TASK BRIEF → In the following material, identify every line holding the string "name" and return it.

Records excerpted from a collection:
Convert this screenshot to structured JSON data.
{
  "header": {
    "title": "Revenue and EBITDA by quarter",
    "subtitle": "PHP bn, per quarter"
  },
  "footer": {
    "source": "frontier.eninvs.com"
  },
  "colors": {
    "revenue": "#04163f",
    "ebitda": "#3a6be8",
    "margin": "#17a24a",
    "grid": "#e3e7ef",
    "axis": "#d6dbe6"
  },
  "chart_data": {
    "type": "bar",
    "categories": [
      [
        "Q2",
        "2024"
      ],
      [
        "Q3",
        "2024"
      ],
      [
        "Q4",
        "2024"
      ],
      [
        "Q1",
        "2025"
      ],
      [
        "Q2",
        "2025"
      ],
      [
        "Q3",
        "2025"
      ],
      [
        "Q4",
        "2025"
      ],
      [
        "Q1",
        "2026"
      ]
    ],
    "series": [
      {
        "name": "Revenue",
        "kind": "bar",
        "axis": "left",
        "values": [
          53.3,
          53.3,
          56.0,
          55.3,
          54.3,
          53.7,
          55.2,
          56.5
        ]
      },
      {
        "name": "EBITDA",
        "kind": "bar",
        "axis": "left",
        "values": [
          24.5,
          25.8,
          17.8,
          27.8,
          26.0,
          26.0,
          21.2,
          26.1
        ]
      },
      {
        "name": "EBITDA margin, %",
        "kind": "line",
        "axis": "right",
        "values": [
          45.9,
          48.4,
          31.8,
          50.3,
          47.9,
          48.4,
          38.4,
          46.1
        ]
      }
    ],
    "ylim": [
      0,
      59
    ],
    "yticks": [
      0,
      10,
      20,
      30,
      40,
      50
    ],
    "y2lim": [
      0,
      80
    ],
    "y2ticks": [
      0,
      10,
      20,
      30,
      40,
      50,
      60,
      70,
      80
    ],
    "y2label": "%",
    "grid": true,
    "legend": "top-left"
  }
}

FINAL ANSWER →
        "name": "Revenue",
        "name": "EBITDA",
        "name": "EBITDA margin, %",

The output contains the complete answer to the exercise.